>>>
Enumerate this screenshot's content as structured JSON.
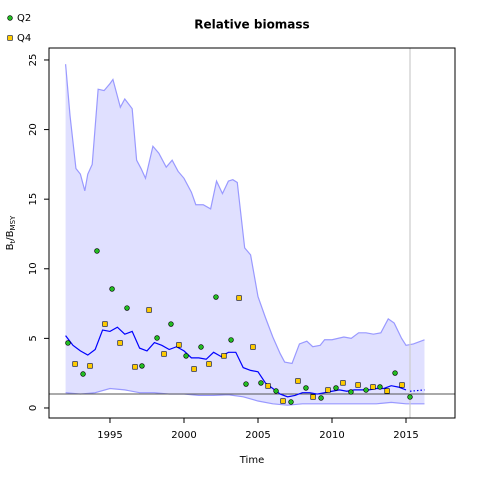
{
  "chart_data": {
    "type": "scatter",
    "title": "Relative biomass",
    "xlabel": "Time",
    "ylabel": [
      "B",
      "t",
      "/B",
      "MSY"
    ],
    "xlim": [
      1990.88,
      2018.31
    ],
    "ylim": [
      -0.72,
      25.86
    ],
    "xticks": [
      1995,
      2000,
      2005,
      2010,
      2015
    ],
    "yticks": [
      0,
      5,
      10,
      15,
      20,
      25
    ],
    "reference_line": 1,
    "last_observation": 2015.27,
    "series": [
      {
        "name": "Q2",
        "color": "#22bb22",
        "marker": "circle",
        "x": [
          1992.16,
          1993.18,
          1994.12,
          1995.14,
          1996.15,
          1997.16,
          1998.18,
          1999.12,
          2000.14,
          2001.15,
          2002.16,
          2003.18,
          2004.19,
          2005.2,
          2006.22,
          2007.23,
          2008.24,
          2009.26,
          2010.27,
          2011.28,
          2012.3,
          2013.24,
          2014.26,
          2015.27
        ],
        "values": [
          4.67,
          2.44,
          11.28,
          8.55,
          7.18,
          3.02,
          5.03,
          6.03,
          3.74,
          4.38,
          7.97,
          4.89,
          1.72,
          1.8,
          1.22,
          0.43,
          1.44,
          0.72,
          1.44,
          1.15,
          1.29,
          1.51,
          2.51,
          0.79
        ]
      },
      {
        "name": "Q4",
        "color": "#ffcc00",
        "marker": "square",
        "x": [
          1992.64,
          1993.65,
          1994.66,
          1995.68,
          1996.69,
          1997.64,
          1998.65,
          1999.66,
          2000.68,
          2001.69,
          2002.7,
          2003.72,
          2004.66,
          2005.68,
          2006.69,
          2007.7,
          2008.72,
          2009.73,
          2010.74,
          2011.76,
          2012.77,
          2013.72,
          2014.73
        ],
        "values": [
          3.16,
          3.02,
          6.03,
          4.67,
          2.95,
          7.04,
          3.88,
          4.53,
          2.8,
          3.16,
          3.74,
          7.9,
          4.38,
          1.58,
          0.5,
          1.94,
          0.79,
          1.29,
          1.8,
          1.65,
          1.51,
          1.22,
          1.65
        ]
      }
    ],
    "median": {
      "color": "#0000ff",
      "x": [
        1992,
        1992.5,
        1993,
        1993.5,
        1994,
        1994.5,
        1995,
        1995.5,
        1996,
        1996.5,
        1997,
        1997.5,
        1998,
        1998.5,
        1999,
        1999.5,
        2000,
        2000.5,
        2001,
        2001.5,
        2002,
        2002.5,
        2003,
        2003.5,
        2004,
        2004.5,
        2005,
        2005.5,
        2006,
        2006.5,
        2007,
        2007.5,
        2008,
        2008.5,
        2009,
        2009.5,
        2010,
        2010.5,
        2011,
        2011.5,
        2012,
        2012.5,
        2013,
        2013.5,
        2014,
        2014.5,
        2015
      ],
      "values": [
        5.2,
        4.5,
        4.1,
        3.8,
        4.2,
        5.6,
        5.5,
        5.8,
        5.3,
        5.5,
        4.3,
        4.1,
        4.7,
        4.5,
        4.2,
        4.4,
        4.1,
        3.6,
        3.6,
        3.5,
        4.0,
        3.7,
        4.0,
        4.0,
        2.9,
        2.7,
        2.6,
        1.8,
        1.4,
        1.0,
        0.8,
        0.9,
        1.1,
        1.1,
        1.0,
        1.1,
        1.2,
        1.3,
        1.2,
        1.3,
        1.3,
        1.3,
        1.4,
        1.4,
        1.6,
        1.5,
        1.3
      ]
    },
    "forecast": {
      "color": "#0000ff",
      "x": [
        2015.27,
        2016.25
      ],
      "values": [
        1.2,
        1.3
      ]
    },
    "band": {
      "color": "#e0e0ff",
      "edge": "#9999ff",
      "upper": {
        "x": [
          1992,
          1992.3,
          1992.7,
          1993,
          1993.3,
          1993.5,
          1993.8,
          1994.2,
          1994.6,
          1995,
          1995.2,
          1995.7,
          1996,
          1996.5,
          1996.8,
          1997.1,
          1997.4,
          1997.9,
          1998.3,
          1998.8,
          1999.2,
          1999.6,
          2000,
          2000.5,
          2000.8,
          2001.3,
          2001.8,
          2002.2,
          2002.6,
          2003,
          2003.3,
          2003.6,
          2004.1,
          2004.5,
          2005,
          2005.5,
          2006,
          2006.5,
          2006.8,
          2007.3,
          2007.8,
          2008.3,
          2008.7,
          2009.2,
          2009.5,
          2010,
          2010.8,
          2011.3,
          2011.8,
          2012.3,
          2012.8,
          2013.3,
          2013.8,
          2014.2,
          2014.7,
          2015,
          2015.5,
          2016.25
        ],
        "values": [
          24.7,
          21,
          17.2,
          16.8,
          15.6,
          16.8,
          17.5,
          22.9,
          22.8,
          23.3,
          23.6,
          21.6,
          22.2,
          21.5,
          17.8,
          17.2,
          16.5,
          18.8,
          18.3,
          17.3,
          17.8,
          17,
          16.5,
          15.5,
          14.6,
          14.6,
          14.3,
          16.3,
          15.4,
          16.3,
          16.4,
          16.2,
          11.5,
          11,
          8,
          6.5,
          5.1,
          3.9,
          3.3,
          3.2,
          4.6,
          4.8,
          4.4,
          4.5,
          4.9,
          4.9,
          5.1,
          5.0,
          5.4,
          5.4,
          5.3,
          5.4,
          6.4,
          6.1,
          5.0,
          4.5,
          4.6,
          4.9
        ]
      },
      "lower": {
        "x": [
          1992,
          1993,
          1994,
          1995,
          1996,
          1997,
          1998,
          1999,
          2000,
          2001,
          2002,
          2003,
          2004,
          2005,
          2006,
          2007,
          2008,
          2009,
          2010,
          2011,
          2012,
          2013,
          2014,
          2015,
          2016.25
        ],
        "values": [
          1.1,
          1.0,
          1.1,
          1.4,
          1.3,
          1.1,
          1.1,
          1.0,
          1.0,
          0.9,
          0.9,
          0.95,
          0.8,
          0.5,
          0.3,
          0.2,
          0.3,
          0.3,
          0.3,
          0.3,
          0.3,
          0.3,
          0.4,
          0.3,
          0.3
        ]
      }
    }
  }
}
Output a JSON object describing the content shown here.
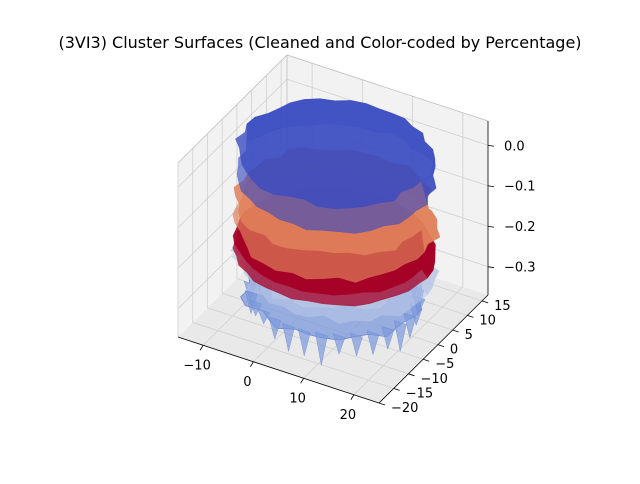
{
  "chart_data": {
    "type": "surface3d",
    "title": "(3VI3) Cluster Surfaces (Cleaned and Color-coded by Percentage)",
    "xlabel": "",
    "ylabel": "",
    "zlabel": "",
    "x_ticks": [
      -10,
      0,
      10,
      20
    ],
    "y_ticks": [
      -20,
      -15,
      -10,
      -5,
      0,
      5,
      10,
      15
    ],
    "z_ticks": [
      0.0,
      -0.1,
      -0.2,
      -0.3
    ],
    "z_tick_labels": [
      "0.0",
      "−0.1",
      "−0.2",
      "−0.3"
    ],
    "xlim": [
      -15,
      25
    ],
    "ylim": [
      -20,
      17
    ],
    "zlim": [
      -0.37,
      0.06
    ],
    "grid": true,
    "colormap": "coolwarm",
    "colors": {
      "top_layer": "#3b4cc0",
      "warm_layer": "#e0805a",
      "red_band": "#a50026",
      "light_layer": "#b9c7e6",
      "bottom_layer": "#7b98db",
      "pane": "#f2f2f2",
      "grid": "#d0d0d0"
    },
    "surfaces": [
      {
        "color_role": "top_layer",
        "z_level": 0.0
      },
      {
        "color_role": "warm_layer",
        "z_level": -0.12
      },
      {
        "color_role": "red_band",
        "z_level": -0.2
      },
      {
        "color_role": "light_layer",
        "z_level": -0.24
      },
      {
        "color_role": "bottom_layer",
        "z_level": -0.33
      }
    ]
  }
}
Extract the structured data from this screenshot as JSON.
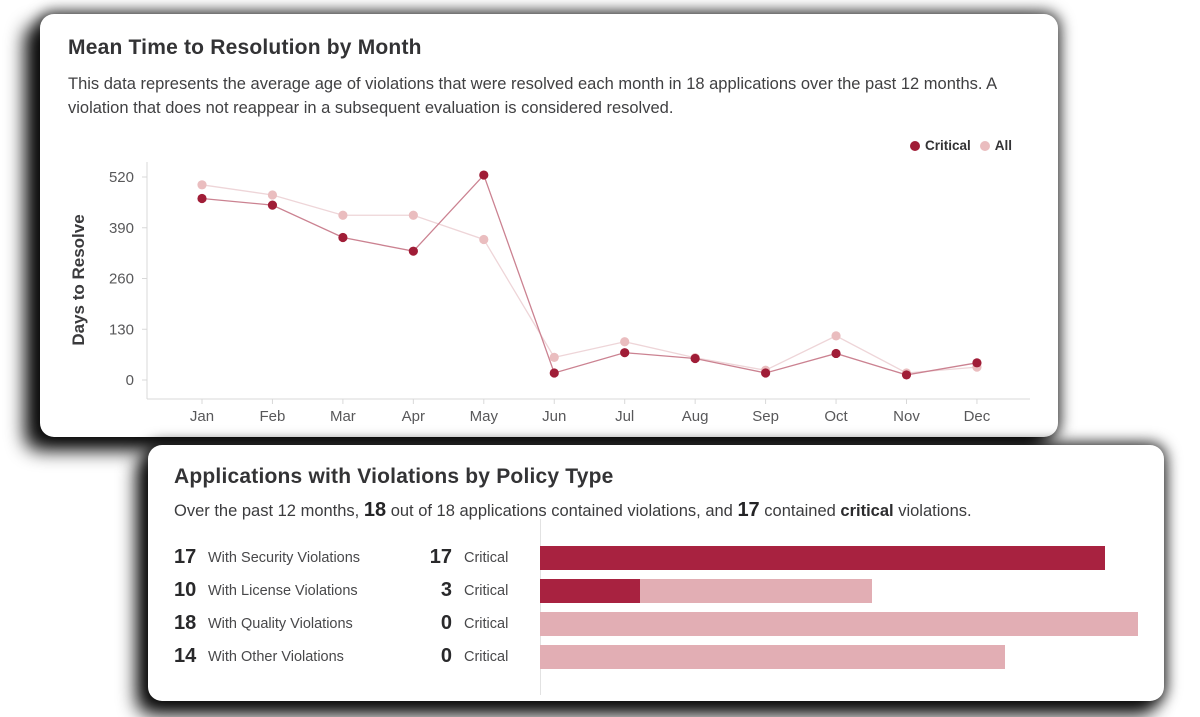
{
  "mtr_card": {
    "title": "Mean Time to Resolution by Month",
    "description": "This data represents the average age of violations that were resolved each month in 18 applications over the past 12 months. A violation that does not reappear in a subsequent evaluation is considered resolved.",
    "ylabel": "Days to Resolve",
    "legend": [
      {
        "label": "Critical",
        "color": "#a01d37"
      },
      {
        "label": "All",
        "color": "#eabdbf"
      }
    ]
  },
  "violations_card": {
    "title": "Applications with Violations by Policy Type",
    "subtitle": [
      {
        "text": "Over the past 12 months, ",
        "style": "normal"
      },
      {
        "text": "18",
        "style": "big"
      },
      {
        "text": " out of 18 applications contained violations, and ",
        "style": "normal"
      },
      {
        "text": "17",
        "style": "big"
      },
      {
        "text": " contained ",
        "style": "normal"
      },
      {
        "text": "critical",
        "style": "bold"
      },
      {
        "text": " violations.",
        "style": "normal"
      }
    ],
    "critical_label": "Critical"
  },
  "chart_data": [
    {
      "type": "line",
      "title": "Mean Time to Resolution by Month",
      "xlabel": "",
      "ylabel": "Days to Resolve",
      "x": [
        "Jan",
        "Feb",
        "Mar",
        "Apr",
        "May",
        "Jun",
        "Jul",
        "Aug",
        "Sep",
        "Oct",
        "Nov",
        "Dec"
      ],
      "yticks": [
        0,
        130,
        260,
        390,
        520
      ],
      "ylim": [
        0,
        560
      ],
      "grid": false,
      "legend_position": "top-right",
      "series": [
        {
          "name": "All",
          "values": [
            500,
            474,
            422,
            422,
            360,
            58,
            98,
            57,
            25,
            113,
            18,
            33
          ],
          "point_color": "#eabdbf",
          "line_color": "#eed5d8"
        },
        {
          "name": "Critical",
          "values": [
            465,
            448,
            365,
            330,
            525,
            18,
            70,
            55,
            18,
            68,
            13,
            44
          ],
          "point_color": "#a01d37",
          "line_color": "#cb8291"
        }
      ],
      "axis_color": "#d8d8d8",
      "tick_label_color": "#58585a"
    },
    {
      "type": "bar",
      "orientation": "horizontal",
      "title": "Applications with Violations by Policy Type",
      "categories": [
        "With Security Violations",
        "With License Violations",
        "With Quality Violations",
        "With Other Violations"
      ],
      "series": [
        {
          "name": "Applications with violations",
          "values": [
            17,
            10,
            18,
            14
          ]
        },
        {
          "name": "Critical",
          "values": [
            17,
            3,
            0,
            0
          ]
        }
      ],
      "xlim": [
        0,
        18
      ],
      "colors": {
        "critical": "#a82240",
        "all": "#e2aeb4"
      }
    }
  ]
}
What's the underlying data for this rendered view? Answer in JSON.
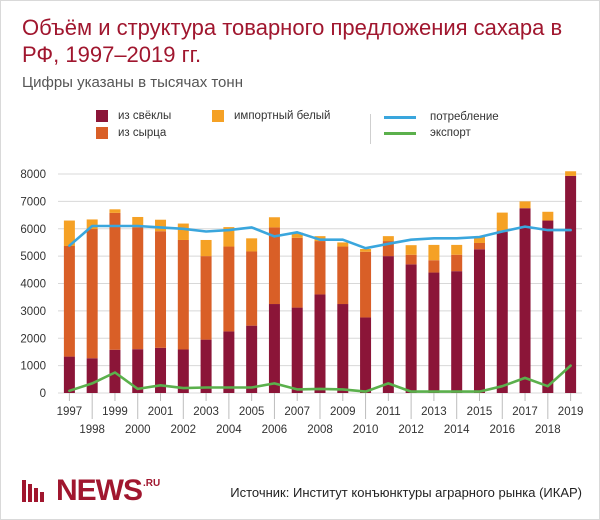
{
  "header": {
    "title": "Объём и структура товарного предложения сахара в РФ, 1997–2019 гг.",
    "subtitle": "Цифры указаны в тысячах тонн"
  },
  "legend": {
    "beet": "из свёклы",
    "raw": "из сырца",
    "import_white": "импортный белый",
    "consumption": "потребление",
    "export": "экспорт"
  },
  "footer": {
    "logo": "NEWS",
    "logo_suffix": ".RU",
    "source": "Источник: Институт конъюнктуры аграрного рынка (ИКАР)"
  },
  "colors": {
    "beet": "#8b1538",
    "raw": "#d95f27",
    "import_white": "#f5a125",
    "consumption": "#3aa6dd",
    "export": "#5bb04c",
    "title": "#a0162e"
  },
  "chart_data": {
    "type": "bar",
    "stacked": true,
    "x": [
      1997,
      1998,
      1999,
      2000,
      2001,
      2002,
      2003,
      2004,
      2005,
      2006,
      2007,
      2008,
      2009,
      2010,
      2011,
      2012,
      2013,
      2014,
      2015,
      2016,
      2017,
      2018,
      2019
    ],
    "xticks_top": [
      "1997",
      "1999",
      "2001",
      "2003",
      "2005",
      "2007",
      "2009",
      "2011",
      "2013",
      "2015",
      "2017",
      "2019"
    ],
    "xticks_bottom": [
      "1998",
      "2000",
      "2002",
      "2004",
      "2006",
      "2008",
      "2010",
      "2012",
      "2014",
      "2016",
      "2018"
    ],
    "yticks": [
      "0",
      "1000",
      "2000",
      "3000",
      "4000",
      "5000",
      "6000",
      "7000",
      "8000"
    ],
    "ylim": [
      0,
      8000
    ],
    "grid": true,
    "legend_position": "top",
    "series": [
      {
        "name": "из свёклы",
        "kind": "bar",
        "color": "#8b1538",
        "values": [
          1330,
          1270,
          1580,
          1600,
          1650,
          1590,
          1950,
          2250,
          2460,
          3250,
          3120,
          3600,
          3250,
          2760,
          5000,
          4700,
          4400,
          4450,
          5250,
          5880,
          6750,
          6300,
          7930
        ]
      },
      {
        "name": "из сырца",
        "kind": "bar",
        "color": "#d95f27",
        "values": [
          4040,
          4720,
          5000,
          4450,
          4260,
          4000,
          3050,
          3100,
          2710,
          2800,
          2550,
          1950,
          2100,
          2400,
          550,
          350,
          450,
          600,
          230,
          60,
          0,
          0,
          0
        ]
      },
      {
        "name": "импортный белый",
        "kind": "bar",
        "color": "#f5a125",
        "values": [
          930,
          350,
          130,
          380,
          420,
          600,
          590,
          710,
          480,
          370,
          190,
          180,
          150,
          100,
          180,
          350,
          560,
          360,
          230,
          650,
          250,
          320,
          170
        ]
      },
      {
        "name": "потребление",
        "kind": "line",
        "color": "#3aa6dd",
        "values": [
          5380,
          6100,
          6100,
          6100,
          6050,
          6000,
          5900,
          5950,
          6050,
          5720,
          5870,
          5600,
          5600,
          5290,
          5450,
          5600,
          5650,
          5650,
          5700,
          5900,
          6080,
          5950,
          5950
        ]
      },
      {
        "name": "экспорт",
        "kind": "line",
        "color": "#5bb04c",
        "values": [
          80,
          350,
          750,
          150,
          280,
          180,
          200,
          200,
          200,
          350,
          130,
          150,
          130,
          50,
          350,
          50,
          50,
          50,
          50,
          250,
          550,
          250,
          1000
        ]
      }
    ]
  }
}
<<<
TASK REQUIREMENTS:
Make a copy of each line that contains the string "consumption".

CORRECT ANSWER:
    "consumption": "потребление",
    "consumption": "#3aa6dd",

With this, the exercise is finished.